Your objective: Return each line of the records holding the string "Artykuł".

Supplied material:
# # # # # # #
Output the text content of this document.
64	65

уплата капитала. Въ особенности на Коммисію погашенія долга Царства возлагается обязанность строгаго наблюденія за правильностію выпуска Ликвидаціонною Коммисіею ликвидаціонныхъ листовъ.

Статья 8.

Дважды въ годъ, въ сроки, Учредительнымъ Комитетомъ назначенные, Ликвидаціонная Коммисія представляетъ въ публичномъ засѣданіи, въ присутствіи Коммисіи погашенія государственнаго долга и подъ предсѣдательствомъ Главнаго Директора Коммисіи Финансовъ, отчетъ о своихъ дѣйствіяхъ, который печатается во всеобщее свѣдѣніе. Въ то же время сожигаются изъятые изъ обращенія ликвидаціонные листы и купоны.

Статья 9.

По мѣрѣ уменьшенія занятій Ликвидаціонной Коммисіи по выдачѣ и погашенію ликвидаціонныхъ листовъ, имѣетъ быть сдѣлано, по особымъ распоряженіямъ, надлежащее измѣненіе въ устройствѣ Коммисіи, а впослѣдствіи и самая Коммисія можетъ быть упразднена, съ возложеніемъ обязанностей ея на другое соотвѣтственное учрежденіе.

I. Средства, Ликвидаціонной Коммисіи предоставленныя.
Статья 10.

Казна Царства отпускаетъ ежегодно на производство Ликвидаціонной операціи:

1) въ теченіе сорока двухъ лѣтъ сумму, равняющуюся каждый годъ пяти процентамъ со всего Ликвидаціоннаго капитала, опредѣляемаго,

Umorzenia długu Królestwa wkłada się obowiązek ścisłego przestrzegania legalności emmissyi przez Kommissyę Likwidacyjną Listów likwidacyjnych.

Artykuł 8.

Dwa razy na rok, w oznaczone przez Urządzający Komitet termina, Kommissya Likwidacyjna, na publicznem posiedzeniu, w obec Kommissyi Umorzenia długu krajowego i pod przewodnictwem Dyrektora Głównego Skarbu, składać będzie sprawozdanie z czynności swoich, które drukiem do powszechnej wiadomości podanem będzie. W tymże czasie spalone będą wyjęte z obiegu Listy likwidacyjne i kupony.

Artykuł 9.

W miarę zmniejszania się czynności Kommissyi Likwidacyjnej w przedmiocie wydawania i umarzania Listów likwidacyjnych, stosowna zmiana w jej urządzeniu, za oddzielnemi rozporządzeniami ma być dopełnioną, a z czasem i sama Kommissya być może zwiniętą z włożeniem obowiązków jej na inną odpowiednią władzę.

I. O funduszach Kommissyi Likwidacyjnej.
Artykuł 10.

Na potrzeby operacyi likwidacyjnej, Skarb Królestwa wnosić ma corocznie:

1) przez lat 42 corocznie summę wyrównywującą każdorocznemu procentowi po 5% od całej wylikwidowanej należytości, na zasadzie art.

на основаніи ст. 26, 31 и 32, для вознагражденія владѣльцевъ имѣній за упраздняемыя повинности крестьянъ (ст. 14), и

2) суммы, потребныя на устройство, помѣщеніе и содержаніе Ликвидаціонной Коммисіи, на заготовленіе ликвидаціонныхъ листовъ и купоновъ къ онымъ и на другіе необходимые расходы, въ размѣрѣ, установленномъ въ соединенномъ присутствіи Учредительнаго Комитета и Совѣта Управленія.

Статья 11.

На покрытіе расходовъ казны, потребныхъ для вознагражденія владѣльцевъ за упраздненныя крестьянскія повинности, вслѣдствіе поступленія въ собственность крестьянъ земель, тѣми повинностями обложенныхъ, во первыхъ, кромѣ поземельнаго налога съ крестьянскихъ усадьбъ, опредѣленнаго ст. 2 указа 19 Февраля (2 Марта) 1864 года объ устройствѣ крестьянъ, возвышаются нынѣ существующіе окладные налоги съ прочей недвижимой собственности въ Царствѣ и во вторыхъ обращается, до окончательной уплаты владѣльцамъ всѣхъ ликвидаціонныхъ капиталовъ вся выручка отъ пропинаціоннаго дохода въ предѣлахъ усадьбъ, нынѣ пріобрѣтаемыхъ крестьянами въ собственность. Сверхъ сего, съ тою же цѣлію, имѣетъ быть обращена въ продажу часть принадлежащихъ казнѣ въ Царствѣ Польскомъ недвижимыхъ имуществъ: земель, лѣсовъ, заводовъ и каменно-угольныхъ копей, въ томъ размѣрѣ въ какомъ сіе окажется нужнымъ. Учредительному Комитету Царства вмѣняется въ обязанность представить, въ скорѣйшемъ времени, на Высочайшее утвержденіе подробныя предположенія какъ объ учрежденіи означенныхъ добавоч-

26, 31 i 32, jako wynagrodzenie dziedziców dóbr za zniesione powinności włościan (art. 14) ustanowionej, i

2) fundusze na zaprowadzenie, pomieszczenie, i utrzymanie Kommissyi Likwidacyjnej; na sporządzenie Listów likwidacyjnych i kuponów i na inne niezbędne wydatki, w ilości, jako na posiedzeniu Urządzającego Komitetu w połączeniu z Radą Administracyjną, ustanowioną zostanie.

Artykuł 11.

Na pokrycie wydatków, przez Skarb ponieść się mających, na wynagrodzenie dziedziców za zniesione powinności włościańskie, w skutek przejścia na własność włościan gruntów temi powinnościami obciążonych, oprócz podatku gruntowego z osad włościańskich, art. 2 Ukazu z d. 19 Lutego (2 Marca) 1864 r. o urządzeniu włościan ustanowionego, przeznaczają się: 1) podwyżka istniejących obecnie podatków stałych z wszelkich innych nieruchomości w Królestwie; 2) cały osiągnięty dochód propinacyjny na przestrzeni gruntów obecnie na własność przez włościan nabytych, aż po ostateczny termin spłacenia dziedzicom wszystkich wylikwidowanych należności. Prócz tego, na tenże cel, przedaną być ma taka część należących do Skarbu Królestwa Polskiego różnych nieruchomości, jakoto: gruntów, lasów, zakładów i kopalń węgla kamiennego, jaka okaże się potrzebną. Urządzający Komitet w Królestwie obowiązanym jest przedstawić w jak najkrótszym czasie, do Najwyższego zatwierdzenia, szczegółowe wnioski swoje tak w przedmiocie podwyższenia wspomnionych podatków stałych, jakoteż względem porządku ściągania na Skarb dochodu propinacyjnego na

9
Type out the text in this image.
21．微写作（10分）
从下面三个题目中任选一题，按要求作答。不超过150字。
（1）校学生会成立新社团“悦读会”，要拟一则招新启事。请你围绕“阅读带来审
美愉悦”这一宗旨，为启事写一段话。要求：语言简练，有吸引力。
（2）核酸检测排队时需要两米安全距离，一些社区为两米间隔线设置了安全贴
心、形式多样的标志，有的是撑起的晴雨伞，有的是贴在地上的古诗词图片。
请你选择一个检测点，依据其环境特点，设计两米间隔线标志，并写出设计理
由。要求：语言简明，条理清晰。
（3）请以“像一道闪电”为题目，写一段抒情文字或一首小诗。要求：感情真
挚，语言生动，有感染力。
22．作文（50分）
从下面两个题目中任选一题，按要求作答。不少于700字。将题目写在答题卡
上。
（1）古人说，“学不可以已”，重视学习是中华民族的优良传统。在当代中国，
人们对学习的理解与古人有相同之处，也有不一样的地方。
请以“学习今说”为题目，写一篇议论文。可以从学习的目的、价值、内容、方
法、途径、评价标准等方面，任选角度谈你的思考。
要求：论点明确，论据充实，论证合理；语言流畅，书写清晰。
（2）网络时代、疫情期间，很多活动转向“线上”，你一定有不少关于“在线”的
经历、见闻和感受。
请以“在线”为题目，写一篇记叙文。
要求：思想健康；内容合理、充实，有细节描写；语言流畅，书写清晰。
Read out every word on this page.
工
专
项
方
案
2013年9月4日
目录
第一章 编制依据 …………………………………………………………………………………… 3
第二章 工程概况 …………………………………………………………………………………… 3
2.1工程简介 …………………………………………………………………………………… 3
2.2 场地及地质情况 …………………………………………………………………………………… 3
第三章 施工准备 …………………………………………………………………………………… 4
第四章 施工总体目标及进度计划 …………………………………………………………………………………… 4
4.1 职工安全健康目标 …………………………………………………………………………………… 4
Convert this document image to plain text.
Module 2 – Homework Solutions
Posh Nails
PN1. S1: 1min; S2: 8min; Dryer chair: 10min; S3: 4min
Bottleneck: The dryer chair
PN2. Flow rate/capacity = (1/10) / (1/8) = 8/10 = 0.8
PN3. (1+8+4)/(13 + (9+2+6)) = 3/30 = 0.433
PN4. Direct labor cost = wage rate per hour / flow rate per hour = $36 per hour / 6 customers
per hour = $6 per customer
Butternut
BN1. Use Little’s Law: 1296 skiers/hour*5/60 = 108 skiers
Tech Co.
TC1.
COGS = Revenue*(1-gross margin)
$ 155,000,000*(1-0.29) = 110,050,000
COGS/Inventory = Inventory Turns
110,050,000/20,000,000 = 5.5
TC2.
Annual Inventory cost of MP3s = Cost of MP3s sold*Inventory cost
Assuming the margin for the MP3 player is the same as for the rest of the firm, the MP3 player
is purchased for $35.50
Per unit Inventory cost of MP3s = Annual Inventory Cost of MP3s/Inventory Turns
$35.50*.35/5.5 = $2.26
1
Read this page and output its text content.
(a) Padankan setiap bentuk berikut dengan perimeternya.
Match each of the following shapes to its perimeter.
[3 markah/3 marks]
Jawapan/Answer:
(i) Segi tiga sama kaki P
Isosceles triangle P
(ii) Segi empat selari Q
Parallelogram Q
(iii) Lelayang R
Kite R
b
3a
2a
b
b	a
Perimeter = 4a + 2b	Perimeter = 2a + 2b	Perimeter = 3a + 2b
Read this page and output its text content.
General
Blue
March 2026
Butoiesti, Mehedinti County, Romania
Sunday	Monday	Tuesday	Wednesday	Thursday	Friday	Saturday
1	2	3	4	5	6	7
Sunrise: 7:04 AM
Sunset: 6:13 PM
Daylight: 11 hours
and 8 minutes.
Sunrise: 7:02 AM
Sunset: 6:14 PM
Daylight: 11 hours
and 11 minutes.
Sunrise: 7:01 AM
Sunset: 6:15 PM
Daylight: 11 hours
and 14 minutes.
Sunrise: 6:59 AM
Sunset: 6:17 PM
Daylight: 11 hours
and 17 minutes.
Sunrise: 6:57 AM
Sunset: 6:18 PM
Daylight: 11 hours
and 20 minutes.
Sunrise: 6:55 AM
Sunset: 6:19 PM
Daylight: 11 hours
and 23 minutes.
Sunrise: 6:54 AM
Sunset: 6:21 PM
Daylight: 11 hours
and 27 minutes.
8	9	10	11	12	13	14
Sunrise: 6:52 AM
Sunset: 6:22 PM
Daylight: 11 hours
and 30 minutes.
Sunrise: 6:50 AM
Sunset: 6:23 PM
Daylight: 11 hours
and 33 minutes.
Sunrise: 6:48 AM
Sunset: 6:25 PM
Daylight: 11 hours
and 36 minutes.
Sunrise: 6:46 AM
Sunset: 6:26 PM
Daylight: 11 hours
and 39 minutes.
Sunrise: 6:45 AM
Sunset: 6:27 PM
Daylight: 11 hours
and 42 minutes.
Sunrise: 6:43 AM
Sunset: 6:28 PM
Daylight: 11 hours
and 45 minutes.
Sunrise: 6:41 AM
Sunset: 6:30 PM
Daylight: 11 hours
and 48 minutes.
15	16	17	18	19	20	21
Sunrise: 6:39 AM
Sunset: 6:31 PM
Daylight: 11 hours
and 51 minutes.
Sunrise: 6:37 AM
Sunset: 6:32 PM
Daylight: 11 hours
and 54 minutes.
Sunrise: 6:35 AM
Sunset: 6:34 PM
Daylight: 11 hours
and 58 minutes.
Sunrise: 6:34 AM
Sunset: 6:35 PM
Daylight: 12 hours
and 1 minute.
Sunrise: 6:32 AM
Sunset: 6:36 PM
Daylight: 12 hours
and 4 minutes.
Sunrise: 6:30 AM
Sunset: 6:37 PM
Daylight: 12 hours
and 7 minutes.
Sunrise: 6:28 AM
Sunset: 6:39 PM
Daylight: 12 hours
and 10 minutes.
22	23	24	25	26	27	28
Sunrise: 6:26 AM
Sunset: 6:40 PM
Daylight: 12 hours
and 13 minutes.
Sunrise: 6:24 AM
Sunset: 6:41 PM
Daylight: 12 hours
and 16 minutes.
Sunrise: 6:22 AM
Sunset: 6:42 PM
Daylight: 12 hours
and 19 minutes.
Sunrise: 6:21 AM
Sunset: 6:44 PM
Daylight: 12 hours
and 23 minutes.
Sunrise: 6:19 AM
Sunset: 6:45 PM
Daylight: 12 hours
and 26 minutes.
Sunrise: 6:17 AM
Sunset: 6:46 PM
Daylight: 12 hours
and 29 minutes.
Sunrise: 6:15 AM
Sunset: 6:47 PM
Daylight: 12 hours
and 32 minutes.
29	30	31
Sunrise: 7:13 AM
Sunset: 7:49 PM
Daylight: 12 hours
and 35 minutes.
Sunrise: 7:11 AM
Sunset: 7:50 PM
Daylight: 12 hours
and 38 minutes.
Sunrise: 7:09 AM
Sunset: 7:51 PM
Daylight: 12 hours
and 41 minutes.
# # # # # # #
Response to this exercise:
Artykuł 8.
Artykuł 9.
Artykuł 10.
Artykuł 11.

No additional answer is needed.